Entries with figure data
>> BEGIN

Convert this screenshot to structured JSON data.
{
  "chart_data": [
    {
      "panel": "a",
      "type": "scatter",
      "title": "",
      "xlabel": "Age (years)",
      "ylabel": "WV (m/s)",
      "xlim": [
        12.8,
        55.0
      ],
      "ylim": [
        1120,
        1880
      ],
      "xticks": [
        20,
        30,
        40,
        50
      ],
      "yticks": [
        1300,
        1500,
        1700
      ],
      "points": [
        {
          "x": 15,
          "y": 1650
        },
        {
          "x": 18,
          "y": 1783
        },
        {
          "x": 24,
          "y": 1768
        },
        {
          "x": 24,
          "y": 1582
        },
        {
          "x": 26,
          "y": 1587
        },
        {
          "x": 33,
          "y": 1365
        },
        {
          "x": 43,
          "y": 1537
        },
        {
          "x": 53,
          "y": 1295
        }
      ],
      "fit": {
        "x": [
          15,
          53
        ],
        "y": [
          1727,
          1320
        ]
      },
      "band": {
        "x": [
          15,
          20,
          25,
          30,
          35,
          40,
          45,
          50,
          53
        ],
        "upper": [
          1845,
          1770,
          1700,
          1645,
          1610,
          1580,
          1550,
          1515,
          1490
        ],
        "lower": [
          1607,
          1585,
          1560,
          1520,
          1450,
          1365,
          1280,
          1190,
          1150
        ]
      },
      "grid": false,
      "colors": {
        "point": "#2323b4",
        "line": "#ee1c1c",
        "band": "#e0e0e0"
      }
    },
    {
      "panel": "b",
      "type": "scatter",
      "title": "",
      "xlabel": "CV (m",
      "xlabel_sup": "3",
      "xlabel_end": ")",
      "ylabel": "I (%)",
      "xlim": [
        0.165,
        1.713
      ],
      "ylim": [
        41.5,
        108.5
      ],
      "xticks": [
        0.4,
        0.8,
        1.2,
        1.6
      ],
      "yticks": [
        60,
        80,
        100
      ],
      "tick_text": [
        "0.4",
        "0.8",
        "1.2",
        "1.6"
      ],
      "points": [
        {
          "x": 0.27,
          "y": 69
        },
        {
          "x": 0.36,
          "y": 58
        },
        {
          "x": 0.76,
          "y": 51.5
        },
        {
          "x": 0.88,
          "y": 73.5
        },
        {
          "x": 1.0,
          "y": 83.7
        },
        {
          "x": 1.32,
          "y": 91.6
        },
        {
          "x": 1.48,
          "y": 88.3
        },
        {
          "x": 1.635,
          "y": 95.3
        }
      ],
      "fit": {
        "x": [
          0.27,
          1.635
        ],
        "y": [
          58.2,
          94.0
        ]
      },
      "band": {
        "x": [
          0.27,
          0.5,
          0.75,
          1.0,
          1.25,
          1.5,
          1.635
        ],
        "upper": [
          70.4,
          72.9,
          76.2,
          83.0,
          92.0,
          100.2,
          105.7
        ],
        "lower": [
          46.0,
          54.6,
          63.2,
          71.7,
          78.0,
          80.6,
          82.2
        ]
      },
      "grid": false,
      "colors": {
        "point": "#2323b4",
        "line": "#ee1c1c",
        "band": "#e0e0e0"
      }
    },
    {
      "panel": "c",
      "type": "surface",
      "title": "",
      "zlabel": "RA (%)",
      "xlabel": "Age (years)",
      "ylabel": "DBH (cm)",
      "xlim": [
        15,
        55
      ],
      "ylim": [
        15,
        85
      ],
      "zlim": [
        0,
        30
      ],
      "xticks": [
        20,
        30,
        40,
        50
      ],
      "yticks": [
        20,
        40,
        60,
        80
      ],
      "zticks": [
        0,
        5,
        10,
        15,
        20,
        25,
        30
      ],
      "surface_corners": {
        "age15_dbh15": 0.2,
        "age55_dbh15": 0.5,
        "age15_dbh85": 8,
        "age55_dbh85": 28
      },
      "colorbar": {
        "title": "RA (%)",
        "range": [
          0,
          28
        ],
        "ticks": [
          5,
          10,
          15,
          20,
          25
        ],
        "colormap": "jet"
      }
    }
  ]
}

>> END

:: Work required ::
Take the records above and return them exactly as written.

:: Solution for this problem ::
Convert this screenshot to structured JSON data.
{
  "chart_data": [
    {
      "panel": "a",
      "type": "scatter",
      "title": "",
      "xlabel": "Age (years)",
      "ylabel": "WV (m/s)",
      "xlim": [
        12.8,
        55.0
      ],
      "ylim": [
        1120,
        1880
      ],
      "xticks": [
        20,
        30,
        40,
        50
      ],
      "yticks": [
        1300,
        1500,
        1700
      ],
      "points": [
        {
          "x": 15,
          "y": 1650
        },
        {
          "x": 18,
          "y": 1783
        },
        {
          "x": 24,
          "y": 1768
        },
        {
          "x": 24,
          "y": 1582
        },
        {
          "x": 26,
          "y": 1587
        },
        {
          "x": 33,
          "y": 1365
        },
        {
          "x": 43,
          "y": 1537
        },
        {
          "x": 53,
          "y": 1295
        }
      ],
      "fit": {
        "x": [
          15,
          53
        ],
        "y": [
          1727,
          1320
        ]
      },
      "band": {
        "x": [
          15,
          20,
          25,
          30,
          35,
          40,
          45,
          50,
          53
        ],
        "upper": [
          1845,
          1770,
          1700,
          1645,
          1610,
          1580,
          1550,
          1515,
          1490
        ],
        "lower": [
          1607,
          1585,
          1560,
          1520,
          1450,
          1365,
          1280,
          1190,
          1150
        ]
      },
      "grid": false,
      "colors": {
        "point": "#2323b4",
        "line": "#ee1c1c",
        "band": "#e0e0e0"
      }
    },
    {
      "panel": "b",
      "type": "scatter",
      "title": "",
      "xlabel": "CV (m",
      "xlabel_sup": "3",
      "xlabel_end": ")",
      "ylabel": "I (%)",
      "xlim": [
        0.165,
        1.713
      ],
      "ylim": [
        41.5,
        108.5
      ],
      "xticks": [
        0.4,
        0.8,
        1.2,
        1.6
      ],
      "yticks": [
        60,
        80,
        100
      ],
      "tick_text": [
        "0.4",
        "0.8",
        "1.2",
        "1.6"
      ],
      "points": [
        {
          "x": 0.27,
          "y": 69
        },
        {
          "x": 0.36,
          "y": 58
        },
        {
          "x": 0.76,
          "y": 51.5
        },
        {
          "x": 0.88,
          "y": 73.5
        },
        {
          "x": 1.0,
          "y": 83.7
        },
        {
          "x": 1.32,
          "y": 91.6
        },
        {
          "x": 1.48,
          "y": 88.3
        },
        {
          "x": 1.635,
          "y": 95.3
        }
      ],
      "fit": {
        "x": [
          0.27,
          1.635
        ],
        "y": [
          58.2,
          94.0
        ]
      },
      "band": {
        "x": [
          0.27,
          0.5,
          0.75,
          1.0,
          1.25,
          1.5,
          1.635
        ],
        "upper": [
          70.4,
          72.9,
          76.2,
          83.0,
          92.0,
          100.2,
          105.7
        ],
        "lower": [
          46.0,
          54.6,
          63.2,
          71.7,
          78.0,
          80.6,
          82.2
        ]
      },
      "grid": false,
      "colors": {
        "point": "#2323b4",
        "line": "#ee1c1c",
        "band": "#e0e0e0"
      }
    },
    {
      "panel": "c",
      "type": "surface",
      "title": "",
      "zlabel": "RA (%)",
      "xlabel": "Age (years)",
      "ylabel": "DBH (cm)",
      "xlim": [
        15,
        55
      ],
      "ylim": [
        15,
        85
      ],
      "zlim": [
        0,
        30
      ],
      "xticks": [
        20,
        30,
        40,
        50
      ],
      "yticks": [
        20,
        40,
        60,
        80
      ],
      "zticks": [
        0,
        5,
        10,
        15,
        20,
        25,
        30
      ],
      "surface_corners": {
        "age15_dbh15": 0.2,
        "age55_dbh15": 0.5,
        "age15_dbh85": 8,
        "age55_dbh85": 28
      },
      "colorbar": {
        "title": "RA (%)",
        "range": [
          0,
          28
        ],
        "ticks": [
          5,
          10,
          15,
          20,
          25
        ],
        "colormap": "jet"
      }
    }
  ]
}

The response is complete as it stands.